# [What you should do]
Your reply should repeat all records verbatim and contain no images.

# [Data extract]

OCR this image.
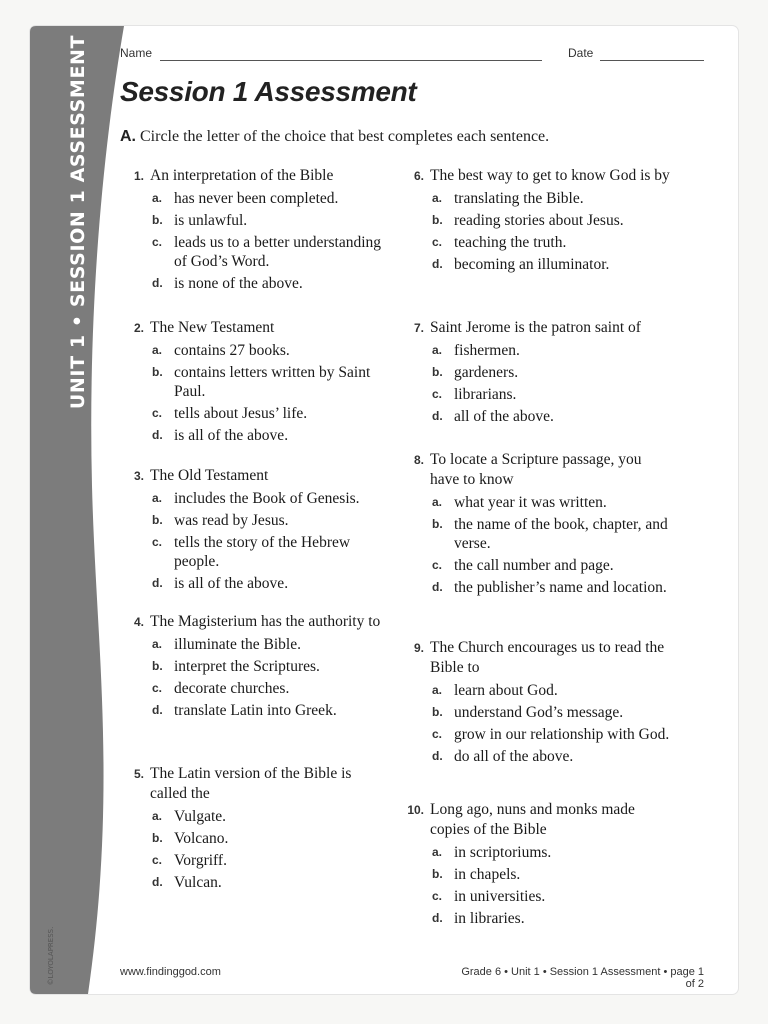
UNIT 1 • SESSION 1 ASSESSMENT
©LOYOLAPRESS.
Name	Date
Session 1 Assessment
A. Circle the letter of the choice that best completes each sentence.
1. An interpretation of the Bible
a. has never been completed.
b. is unlawful.
c. leads us to a better understanding of God’s Word.
d. is none of the above.
2. The New Testament
a. contains 27 books.
b. contains letters written by Saint Paul.
c. tells about Jesus’ life.
d. is all of the above.
3. The Old Testament
a. includes the Book of Genesis.
b. was read by Jesus.
c. tells the story of the Hebrew people.
d. is all of the above.
4. The Magisterium has the authority to
a. illuminate the Bible.
b. interpret the Scriptures.
c. decorate churches.
d. translate Latin into Greek.
5. The Latin version of the Bible is called the
a. Vulgate.
b. Volcano.
c. Vorgriff.
d. Vulcan.
6. The best way to get to know God is by
a. translating the Bible.
b. reading stories about Jesus.
c. teaching the truth.
d. becoming an illuminator.
7. Saint Jerome is the patron saint of
a. fishermen.
b. gardeners.
c. librarians.
d. all of the above.
8. To locate a Scripture passage, you have to know
a. what year it was written.
b. the name of the book, chapter, and verse.
c. the call number and page.
d. the publisher’s name and location.
9. The Church encourages us to read the Bible to
a. learn about God.
b. understand God’s message.
c. grow in our relationship with God.
d. do all of the above.
10. Long ago, nuns and monks made copies of the Bible
a. in scriptoriums.
b. in chapels.
c. in universities.
d. in libraries.
www.findinggod.com	Grade 6 • Unit 1 • Session 1 Assessment • page 1 of 2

# [Answer space]
OCR this image.
UNIT 1 • SESSION 1 ASSESSMENT
©LOYOLAPRESS.
Name	Date
Session 1 Assessment
A. Circle the letter of the choice that best completes each sentence.
1. An interpretation of the Bible
a. has never been completed.
b. is unlawful.
c. leads us to a better understanding of God’s Word.
d. is none of the above.
2. The New Testament
a. contains 27 books.
b. contains letters written by Saint Paul.
c. tells about Jesus’ life.
d. is all of the above.
3. The Old Testament
a. includes the Book of Genesis.
b. was read by Jesus.
c. tells the story of the Hebrew people.
d. is all of the above.
4. The Magisterium has the authority to
a. illuminate the Bible.
b. interpret the Scriptures.
c. decorate churches.
d. translate Latin into Greek.
5. The Latin version of the Bible is called the
a. Vulgate.
b. Volcano.
c. Vorgriff.
d. Vulcan.
6. The best way to get to know God is by
a. translating the Bible.
b. reading stories about Jesus.
c. teaching the truth.
d. becoming an illuminator.
7. Saint Jerome is the patron saint of
a. fishermen.
b. gardeners.
c. librarians.
d. all of the above.
8. To locate a Scripture passage, you have to know
a. what year it was written.
b. the name of the book, chapter, and verse.
c. the call number and page.
d. the publisher’s name and location.
9. The Church encourages us to read the Bible to
a. learn about God.
b. understand God’s message.
c. grow in our relationship with God.
d. do all of the above.
10. Long ago, nuns and monks made copies of the Bible
a. in scriptoriums.
b. in chapels.
c. in universities.
d. in libraries.
www.findinggod.com	Grade 6 • Unit 1 • Session 1 Assessment • page 1 of 2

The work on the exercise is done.